* Dataset items *

═══

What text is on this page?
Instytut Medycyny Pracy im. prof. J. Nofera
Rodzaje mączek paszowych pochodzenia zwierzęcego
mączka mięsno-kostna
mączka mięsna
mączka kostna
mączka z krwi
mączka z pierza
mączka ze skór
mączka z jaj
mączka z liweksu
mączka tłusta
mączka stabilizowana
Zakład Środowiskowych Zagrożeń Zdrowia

═══

* EXERCISE REQUIREMENTS *
Please reproduce every line of the material word for word.

* TASK RESULT *
What text is on this page?
Instytut Medycyny Pracy im. prof. J. Nofera
Rodzaje mączek paszowych pochodzenia zwierzęcego
mączka mięsno-kostna
mączka mięsna
mączka kostna
mączka z krwi
mączka z pierza
mączka ze skór
mączka z jaj
mączka z liweksu
mączka tłusta
mączka stabilizowana
Zakład Środowiskowych Zagrożeń Zdrowia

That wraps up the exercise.